(練習問題):
本文をもとに、次の問いに答えよ。
1. 民家が爆発したのは何年何月何日か。
2. 死亡した一家の家長の名前と年齢は何か。
3. 現場検証で判明した爆発の原因は何か。

(本文):
ダニエル・クランプ
Daniel Eugene Crump (アメリカ)


 1980年9月20日、カンザス州オラースの民家が突如として爆発し、一家6人が死亡した。

 ロバート・ポスト(51・家長)
 ノーマ・ジーン・ポスト(47・妻)
 リチャード・ポスト(21・次男)
 スーザン・ポスト(20・長女)
 ダイアン・クランプ(19・次女)
 ジェイムス・ポスト(10・三男)

 幸いにも長男のデヴィッドと、ダイアン・クランプの息子で生後3ケ月のランディ、そして遊びに来ていた近所の子供、クレイグ・ウェバーの3人は一命だけは取り留めた。しかし、重傷であることには変わりない。

 専門家による現場検証の結果、爆発の原因はダイナマイトであることが判明した。つまり、これは事故ではない。何者かが故意に爆発を招いたのだ。歴とした殺人事件である。
 近所の者によれば、その日の朝、道路に停められていたポスト家の車のボンネットの上に、何やら箱のようなものが置かれていたという。そして、誰かがその箱を家の中に持ち込み、その数分後にキッチンで爆発したのだ。いったい誰が箱を置き、誰がキッチンに持ち込んだのだろうか?

(資料抜粋):
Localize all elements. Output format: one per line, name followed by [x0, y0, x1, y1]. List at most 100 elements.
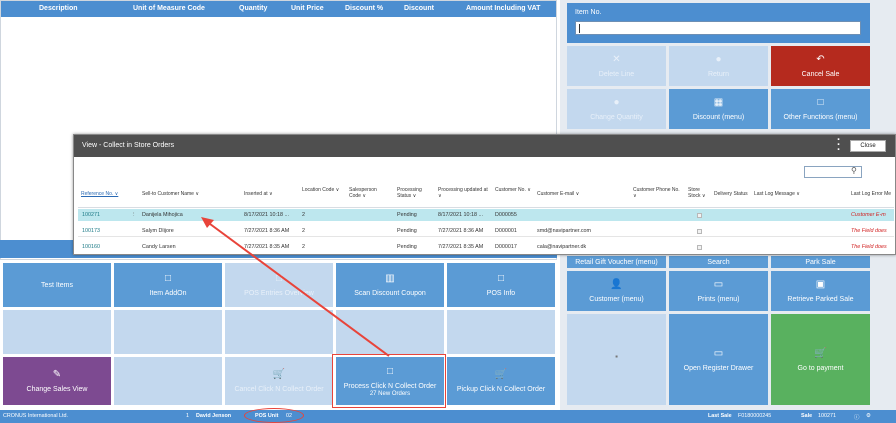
cell-email: cala@navipartner.dk: [537, 244, 587, 250]
search-button[interactable]: Search: [669, 256, 768, 268]
header-sell-to-customer[interactable]: Sell-to Customer Name ∨: [142, 191, 199, 197]
store-stock-checkbox[interactable]: [697, 213, 702, 218]
cart-icon: 🛒: [494, 369, 508, 380]
salesperson-name: David Jenson: [196, 413, 232, 419]
cell-customer-no: D000001: [495, 228, 517, 234]
delete-line-button[interactable]: ✕ Delete Line: [567, 46, 666, 86]
col-description[interactable]: Description: [39, 5, 78, 12]
square-icon: □: [164, 273, 172, 284]
cell-email: smd@navipartner.com: [537, 228, 592, 234]
header-last-log-message[interactable]: Last Log Message ∨: [754, 191, 800, 197]
cell-customer-name: Candy Larsen: [142, 244, 176, 250]
drawer-icon: ▭: [713, 347, 724, 359]
barcode-icon: ▥: [385, 273, 395, 284]
change-quantity-button[interactable]: ● Change Quantity: [567, 89, 666, 129]
return-button[interactable]: ● Return: [669, 46, 768, 86]
header-location-code[interactable]: Location Code ∨: [302, 187, 342, 193]
item-no-input[interactable]: [575, 21, 861, 35]
highlight-box: [332, 354, 446, 408]
change-sales-view-button[interactable]: ✎ Change Sales View: [3, 357, 111, 405]
go-to-payment-button[interactable]: 🛒 Go to payment: [771, 314, 870, 405]
search-icon[interactable]: ⚲: [851, 166, 857, 175]
sales-grid-header: Description Unit of Measure Code Quantit…: [1, 1, 556, 17]
retrieve-parked-sale-button[interactable]: ▣ Retrieve Parked Sale: [771, 271, 870, 311]
customer-menu-button[interactable]: 👤 Customer (menu): [567, 271, 666, 311]
col-unit-of-measure[interactable]: Unit of Measure Code: [133, 5, 205, 12]
header-customer-phone[interactable]: Customer Phone No. ∨: [633, 187, 681, 199]
park-sale-button[interactable]: Park Sale: [771, 256, 870, 268]
cell-status: Pending: [397, 212, 417, 218]
cell-customer-name: Danijela Mihojica: [142, 212, 183, 218]
image-tile[interactable]: ▪: [567, 314, 666, 405]
sale-label: Sale: [801, 413, 813, 419]
empty-tile: [114, 357, 222, 405]
cell-reference-no[interactable]: 100173: [82, 228, 100, 234]
close-button[interactable]: Close: [850, 140, 886, 152]
header-inserted-at[interactable]: Inserted at ∨: [244, 191, 273, 197]
highlight-ellipse: [244, 408, 304, 423]
other-functions-button[interactable]: □ Other Functions (menu): [771, 89, 870, 129]
cell-location: 2: [302, 212, 305, 218]
item-no-label: Item No.: [575, 9, 602, 16]
cell-reference-no[interactable]: 100160: [82, 244, 100, 250]
store-stock-checkbox[interactable]: [697, 229, 702, 234]
settings-icon[interactable]: ⚙: [866, 413, 871, 419]
printer-icon: ▭: [713, 279, 724, 290]
store-stock-checkbox[interactable]: [697, 245, 702, 250]
pos-entries-button[interactable]: □ POS Entries Overview: [225, 263, 333, 307]
retail-gift-voucher-button[interactable]: Retail Gift Voucher (menu): [567, 256, 666, 268]
header-reference-no[interactable]: Reference No. ∨: [81, 191, 118, 197]
cell-reference-no[interactable]: 100271: [82, 212, 100, 218]
cell-customer-no: D000017: [495, 244, 517, 250]
header-divider: [78, 207, 894, 208]
info-icon[interactable]: ⓘ: [854, 413, 859, 421]
user-icon: 👤: [610, 279, 623, 290]
test-items-button[interactable]: Test Items: [3, 263, 111, 307]
collect-in-store-orders-dialog: View - Collect in Store Orders · · · Close…: [73, 134, 896, 255]
row-menu-icon[interactable]: ⋮: [131, 212, 136, 218]
empty-tile: [336, 310, 444, 354]
header-salesperson-code[interactable]: Salesperson Code ∨: [349, 187, 389, 199]
cancel-click-n-collect-button[interactable]: 🛒 Cancel Click N Collect Order: [225, 357, 333, 405]
table-row-selected[interactable]: 100271 ⋮ Danijela Mihojica 8/17/2021 10:…: [78, 209, 894, 221]
header-processing-updated[interactable]: Processing updated at ∨: [438, 187, 490, 199]
table-row[interactable]: 100160 Candy Larsen 7/27/2021 8:35 AM 2 …: [78, 241, 894, 250]
empty-tile: [3, 310, 111, 354]
col-quantity[interactable]: Quantity: [239, 5, 267, 12]
scan-discount-coupon-button[interactable]: ▥ Scan Discount Coupon: [336, 263, 444, 307]
header-processing-status[interactable]: Processing Status ∨: [397, 187, 427, 199]
col-discount-pct[interactable]: Discount %: [345, 5, 383, 12]
empty-tile: [225, 310, 333, 354]
broken-image-icon: ▪: [615, 352, 618, 361]
cell-updated: 7/27/2021 8:36 AM: [438, 228, 484, 234]
cancel-sale-button[interactable]: ↶ Cancel Sale: [771, 46, 870, 86]
empty-tile: [114, 310, 222, 354]
header-last-log-error[interactable]: Last Log Error Me: [851, 191, 891, 197]
col-amount-incl-vat[interactable]: Amount Including VAT: [466, 5, 540, 12]
pos-info-button[interactable]: □ POS Info: [447, 263, 555, 307]
discount-menu-button[interactable]: ▦ Discount (menu): [669, 89, 768, 129]
status-bar: CRONUS International Ltd. 1 David Jenson…: [0, 410, 896, 423]
pickup-click-n-collect-button[interactable]: 🛒 Pickup Click N Collect Order: [447, 357, 555, 405]
header-customer-no[interactable]: Customer No. ∨: [495, 187, 535, 193]
cell-customer-name: Salym Dlijore: [142, 228, 174, 234]
col-unit-price[interactable]: Unit Price: [291, 5, 324, 12]
header-customer-email[interactable]: Customer E-mail ∨: [537, 191, 579, 197]
cell-error: The Field does: [851, 244, 887, 250]
prints-menu-button[interactable]: ▭ Prints (menu): [669, 271, 768, 311]
dialog-title: View - Collect in Store Orders: [82, 142, 175, 149]
header-delivery-status[interactable]: Delivery Status: [714, 191, 748, 197]
cell-customer-no: D000055: [495, 212, 517, 218]
return-icon: ●: [715, 54, 722, 65]
more-options-icon[interactable]: · · ·: [837, 135, 841, 156]
cell-inserted-at: 7/27/2021 8:36 AM: [244, 228, 290, 234]
cell-updated: 7/27/2021 8:35 AM: [438, 244, 484, 250]
col-discount[interactable]: Discount: [404, 5, 434, 12]
item-addon-button[interactable]: □ Item AddOn: [114, 263, 222, 307]
header-store-stock[interactable]: Store Stock ∨: [688, 187, 706, 199]
item-no-panel: Item No.: [567, 3, 870, 43]
last-sale-label: Last Sale: [708, 413, 732, 419]
table-row[interactable]: 100173 Salym Dlijore 7/27/2021 8:36 AM 2…: [78, 225, 894, 237]
delete-icon: ✕: [612, 54, 621, 65]
open-register-drawer-button[interactable]: ▭ Open Register Drawer: [669, 314, 768, 405]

(正解):
1. 1980年9月20日
2. ロバート・ポスト、51歳
3. ダイナマイト